What is needed | Return each line that holds the word "据此可知".

(Extracted data entries)
[START]

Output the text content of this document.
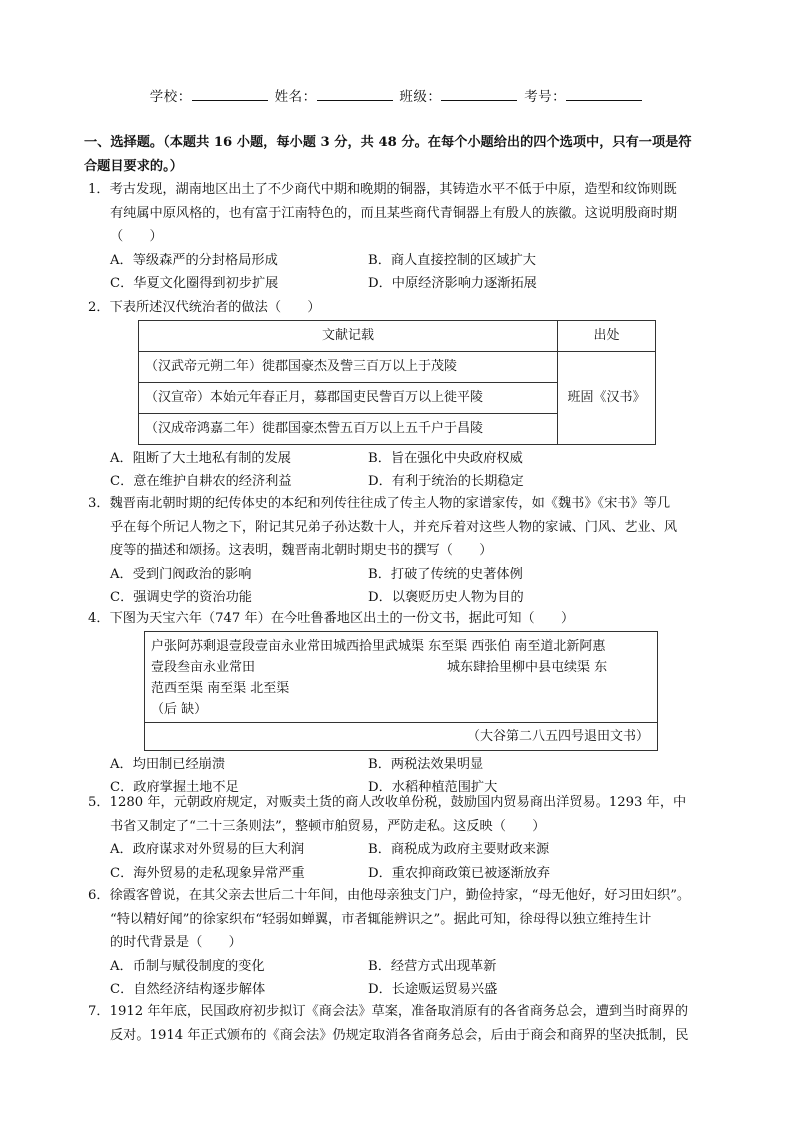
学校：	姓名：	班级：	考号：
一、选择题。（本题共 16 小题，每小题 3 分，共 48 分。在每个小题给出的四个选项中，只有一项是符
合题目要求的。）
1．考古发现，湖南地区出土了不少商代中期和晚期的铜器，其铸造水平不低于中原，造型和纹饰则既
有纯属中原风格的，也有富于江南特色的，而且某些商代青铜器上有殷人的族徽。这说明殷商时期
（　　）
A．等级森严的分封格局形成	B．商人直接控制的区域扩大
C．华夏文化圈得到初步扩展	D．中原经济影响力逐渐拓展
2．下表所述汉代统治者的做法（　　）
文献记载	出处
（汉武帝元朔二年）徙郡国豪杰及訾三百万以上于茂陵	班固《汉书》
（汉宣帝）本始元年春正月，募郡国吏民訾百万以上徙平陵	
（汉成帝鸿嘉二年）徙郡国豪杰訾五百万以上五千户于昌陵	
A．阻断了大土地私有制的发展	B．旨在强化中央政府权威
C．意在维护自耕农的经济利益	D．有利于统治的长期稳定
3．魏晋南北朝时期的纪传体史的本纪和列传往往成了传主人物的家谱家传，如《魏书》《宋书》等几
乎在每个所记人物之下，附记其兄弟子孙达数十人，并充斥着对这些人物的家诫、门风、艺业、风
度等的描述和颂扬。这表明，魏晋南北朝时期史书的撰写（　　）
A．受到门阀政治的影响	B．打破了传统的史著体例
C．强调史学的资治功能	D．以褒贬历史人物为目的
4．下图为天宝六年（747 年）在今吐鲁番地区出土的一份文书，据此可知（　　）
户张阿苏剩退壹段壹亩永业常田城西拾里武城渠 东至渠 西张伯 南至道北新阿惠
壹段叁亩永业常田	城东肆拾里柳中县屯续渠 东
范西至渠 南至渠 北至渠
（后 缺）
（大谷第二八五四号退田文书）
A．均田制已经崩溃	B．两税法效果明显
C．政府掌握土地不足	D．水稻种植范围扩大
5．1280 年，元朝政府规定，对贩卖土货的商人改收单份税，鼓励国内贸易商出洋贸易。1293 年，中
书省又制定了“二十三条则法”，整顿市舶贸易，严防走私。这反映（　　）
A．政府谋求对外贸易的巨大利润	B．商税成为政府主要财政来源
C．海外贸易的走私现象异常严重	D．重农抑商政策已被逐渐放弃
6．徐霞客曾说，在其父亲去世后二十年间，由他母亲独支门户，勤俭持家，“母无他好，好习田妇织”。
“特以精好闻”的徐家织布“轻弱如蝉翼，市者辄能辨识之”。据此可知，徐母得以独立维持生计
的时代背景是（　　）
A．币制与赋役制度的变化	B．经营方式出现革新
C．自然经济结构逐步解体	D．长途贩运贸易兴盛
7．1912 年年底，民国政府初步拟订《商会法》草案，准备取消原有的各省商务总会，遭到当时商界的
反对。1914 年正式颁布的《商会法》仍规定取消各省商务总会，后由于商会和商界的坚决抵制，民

[END]

Response to the exercise |
4．下图为天宝六年（747 年）在今吐鲁番地区出土的一份文书，据此可知（　　）
“特以精好闻”的徐家织布“轻弱如蝉翼，市者辄能辨识之”。据此可知，徐母得以独立维持生计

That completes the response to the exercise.